*Work to do*
Determine how many lines of this material contain "color". Give only the number.

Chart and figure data
───
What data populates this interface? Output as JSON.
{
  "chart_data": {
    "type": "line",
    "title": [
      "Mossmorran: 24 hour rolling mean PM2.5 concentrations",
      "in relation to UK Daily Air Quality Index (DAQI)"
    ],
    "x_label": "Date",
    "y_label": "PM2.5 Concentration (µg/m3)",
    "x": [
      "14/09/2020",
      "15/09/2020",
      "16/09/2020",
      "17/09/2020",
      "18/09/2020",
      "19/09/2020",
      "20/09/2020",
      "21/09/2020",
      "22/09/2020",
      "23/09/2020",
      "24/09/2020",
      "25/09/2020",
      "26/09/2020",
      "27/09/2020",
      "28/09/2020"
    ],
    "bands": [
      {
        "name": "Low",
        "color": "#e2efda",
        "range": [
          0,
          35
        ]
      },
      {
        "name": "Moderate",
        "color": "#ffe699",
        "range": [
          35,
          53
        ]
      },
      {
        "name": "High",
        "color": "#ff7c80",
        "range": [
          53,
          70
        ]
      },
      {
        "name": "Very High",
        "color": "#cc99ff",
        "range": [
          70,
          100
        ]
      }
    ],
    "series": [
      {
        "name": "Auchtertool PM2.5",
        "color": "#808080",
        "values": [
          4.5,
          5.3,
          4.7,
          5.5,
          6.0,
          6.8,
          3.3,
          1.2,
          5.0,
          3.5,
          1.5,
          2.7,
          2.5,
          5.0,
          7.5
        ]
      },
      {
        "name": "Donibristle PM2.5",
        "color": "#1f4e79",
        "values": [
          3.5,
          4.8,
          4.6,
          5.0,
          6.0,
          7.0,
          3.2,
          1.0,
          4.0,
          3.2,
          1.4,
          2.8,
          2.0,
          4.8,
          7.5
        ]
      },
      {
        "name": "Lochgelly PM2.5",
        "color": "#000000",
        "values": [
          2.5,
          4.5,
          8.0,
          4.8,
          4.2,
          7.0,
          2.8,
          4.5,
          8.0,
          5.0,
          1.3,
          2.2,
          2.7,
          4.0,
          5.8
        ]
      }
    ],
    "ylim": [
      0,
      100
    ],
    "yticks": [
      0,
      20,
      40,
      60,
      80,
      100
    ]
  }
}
───
*Output of the exercise*
7